>> Begin EXTRACTED MATERIAL

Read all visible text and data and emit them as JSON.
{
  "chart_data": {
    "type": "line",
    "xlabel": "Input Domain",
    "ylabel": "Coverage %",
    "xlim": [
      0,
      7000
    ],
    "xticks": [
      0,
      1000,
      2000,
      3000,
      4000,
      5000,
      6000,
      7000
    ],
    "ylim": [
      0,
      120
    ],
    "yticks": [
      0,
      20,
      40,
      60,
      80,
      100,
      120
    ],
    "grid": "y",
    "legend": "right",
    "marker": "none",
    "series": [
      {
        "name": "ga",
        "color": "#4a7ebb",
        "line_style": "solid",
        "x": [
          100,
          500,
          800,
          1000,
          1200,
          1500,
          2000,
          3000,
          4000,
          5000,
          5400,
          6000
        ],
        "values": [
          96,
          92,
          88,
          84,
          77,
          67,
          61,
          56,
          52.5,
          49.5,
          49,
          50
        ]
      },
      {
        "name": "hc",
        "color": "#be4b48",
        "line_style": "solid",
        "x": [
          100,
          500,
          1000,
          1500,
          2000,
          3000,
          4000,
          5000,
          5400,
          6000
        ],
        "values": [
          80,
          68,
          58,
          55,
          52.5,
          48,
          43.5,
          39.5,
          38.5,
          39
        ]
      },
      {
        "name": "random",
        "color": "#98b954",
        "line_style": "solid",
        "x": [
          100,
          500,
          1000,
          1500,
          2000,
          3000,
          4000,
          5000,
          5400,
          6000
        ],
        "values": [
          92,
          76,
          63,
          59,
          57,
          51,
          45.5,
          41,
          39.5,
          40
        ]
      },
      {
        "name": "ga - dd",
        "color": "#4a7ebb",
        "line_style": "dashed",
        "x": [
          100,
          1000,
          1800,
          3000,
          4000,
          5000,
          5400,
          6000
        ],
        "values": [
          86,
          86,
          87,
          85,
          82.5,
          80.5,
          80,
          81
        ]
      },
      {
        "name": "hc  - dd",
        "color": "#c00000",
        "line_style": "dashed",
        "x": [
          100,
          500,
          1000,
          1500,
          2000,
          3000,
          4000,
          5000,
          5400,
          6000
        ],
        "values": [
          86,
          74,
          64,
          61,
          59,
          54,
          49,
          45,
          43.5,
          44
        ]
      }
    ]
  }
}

>> End EXTRACTED MATERIAL
>> Begin EXTRACTED MATERIAL

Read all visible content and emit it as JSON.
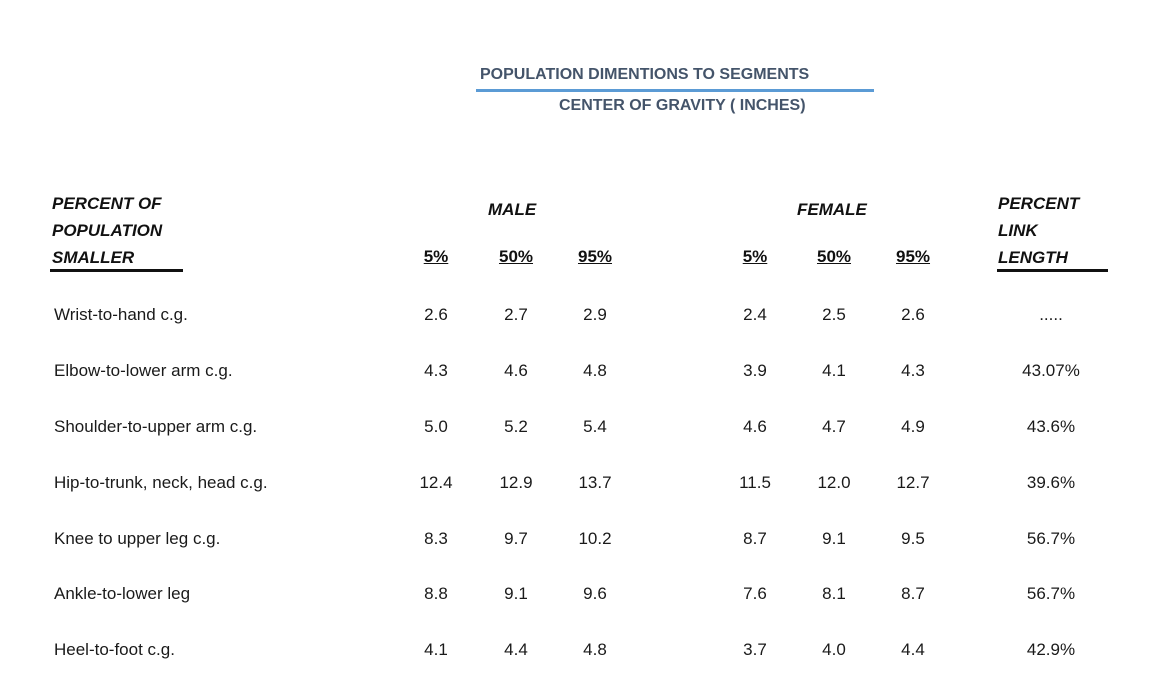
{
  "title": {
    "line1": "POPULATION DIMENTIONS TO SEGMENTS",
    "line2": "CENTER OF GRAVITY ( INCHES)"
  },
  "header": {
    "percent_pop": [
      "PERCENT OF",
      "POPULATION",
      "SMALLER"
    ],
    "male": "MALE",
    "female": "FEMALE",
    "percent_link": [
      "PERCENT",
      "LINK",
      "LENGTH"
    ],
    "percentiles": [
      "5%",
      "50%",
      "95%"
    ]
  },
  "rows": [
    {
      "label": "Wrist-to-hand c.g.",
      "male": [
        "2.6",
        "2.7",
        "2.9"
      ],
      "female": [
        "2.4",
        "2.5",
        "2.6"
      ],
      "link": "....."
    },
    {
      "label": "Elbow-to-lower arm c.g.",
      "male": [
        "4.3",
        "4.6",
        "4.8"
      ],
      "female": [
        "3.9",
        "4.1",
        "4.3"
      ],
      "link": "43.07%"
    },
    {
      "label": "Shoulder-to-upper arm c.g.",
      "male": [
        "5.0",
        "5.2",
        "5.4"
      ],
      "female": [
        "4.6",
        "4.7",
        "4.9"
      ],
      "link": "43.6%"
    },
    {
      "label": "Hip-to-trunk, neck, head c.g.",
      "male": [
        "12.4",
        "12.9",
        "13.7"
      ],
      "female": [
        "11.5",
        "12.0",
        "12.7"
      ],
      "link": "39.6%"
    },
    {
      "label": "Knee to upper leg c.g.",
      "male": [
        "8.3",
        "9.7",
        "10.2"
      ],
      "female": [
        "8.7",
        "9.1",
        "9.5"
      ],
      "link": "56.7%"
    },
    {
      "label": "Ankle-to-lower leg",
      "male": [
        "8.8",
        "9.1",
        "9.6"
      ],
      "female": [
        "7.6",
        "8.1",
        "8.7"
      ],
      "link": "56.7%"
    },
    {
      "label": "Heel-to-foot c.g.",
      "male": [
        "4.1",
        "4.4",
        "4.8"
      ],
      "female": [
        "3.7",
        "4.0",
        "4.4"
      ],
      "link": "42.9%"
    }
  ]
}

>> End EXTRACTED MATERIAL

§ AIM OF THE TASK
Return only those lines of the records that contain the string "lower".

§ FINISHED EXERCISE
      "label": "Elbow-to-lower arm c.g.",
      "label": "Ankle-to-lower leg",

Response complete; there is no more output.